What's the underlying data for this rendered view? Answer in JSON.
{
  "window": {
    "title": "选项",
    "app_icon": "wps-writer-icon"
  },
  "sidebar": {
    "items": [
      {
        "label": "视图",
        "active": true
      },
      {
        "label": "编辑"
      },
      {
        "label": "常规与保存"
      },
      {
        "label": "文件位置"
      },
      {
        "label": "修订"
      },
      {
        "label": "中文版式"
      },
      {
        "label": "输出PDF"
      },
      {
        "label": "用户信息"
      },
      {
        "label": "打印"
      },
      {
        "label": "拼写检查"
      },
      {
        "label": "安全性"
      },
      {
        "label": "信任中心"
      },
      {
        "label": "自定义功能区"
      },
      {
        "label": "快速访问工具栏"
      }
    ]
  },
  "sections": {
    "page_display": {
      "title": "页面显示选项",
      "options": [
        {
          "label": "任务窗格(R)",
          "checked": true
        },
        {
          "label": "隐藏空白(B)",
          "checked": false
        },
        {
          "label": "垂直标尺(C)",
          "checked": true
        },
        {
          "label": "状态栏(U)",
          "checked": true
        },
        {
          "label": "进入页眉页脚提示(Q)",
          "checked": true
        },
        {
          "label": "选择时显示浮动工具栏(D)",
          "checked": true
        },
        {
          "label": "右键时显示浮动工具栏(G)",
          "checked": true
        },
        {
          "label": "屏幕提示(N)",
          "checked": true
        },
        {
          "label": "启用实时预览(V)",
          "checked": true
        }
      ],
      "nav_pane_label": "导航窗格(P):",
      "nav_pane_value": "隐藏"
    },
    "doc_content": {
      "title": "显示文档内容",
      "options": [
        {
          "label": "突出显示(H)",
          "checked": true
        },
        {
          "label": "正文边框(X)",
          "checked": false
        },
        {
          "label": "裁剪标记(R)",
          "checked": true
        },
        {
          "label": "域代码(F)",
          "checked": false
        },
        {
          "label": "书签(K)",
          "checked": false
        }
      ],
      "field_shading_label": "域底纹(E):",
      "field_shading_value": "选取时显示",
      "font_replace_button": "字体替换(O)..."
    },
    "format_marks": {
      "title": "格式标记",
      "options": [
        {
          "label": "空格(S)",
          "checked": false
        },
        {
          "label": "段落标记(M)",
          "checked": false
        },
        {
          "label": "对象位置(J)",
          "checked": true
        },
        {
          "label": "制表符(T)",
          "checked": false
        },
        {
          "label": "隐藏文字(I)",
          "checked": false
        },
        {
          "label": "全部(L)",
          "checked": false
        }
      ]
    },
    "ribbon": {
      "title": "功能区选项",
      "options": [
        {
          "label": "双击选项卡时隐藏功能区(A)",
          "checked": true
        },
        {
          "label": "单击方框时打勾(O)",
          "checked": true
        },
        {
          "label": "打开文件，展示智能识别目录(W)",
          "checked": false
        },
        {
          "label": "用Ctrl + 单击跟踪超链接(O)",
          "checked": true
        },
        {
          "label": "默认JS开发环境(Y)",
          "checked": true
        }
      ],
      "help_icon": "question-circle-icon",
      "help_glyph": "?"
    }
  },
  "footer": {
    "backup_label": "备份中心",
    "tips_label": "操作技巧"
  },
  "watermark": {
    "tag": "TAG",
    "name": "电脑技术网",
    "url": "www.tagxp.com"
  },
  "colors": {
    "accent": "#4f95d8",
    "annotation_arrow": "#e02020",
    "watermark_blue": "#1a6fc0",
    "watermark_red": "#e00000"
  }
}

■ ■ ■ ■

Goal of the exercise>
Reproduce the complete set of lines precisely as supplied.

The reply>
What's the underlying data for this rendered view? Answer in JSON.
{
  "window": {
    "title": "选项",
    "app_icon": "wps-writer-icon"
  },
  "sidebar": {
    "items": [
      {
        "label": "视图",
        "active": true
      },
      {
        "label": "编辑"
      },
      {
        "label": "常规与保存"
      },
      {
        "label": "文件位置"
      },
      {
        "label": "修订"
      },
      {
        "label": "中文版式"
      },
      {
        "label": "输出PDF"
      },
      {
        "label": "用户信息"
      },
      {
        "label": "打印"
      },
      {
        "label": "拼写检查"
      },
      {
        "label": "安全性"
      },
      {
        "label": "信任中心"
      },
      {
        "label": "自定义功能区"
      },
      {
        "label": "快速访问工具栏"
      }
    ]
  },
  "sections": {
    "page_display": {
      "title": "页面显示选项",
      "options": [
        {
          "label": "任务窗格(R)",
          "checked": true
        },
        {
          "label": "隐藏空白(B)",
          "checked": false
        },
        {
          "label": "垂直标尺(C)",
          "checked": true
        },
        {
          "label": "状态栏(U)",
          "checked": true
        },
        {
          "label": "进入页眉页脚提示(Q)",
          "checked": true
        },
        {
          "label": "选择时显示浮动工具栏(D)",
          "checked": true
        },
        {
          "label": "右键时显示浮动工具栏(G)",
          "checked": true
        },
        {
          "label": "屏幕提示(N)",
          "checked": true
        },
        {
          "label": "启用实时预览(V)",
          "checked": true
        }
      ],
      "nav_pane_label": "导航窗格(P):",
      "nav_pane_value": "隐藏"
    },
    "doc_content": {
      "title": "显示文档内容",
      "options": [
        {
          "label": "突出显示(H)",
          "checked": true
        },
        {
          "label": "正文边框(X)",
          "checked": false
        },
        {
          "label": "裁剪标记(R)",
          "checked": true
        },
        {
          "label": "域代码(F)",
          "checked": false
        },
        {
          "label": "书签(K)",
          "checked": false
        }
      ],
      "field_shading_label": "域底纹(E):",
      "field_shading_value": "选取时显示",
      "font_replace_button": "字体替换(O)..."
    },
    "format_marks": {
      "title": "格式标记",
      "options": [
        {
          "label": "空格(S)",
          "checked": false
        },
        {
          "label": "段落标记(M)",
          "checked": false
        },
        {
          "label": "对象位置(J)",
          "checked": true
        },
        {
          "label": "制表符(T)",
          "checked": false
        },
        {
          "label": "隐藏文字(I)",
          "checked": false
        },
        {
          "label": "全部(L)",
          "checked": false
        }
      ]
    },
    "ribbon": {
      "title": "功能区选项",
      "options": [
        {
          "label": "双击选项卡时隐藏功能区(A)",
          "checked": true
        },
        {
          "label": "单击方框时打勾(O)",
          "checked": true
        },
        {
          "label": "打开文件，展示智能识别目录(W)",
          "checked": false
        },
        {
          "label": "用Ctrl + 单击跟踪超链接(O)",
          "checked": true
        },
        {
          "label": "默认JS开发环境(Y)",
          "checked": true
        }
      ],
      "help_icon": "question-circle-icon",
      "help_glyph": "?"
    }
  },
  "footer": {
    "backup_label": "备份中心",
    "tips_label": "操作技巧"
  },
  "watermark": {
    "tag": "TAG",
    "name": "电脑技术网",
    "url": "www.tagxp.com"
  },
  "colors": {
    "accent": "#4f95d8",
    "annotation_arrow": "#e02020",
    "watermark_blue": "#1a6fc0",
    "watermark_red": "#e00000"
  }
}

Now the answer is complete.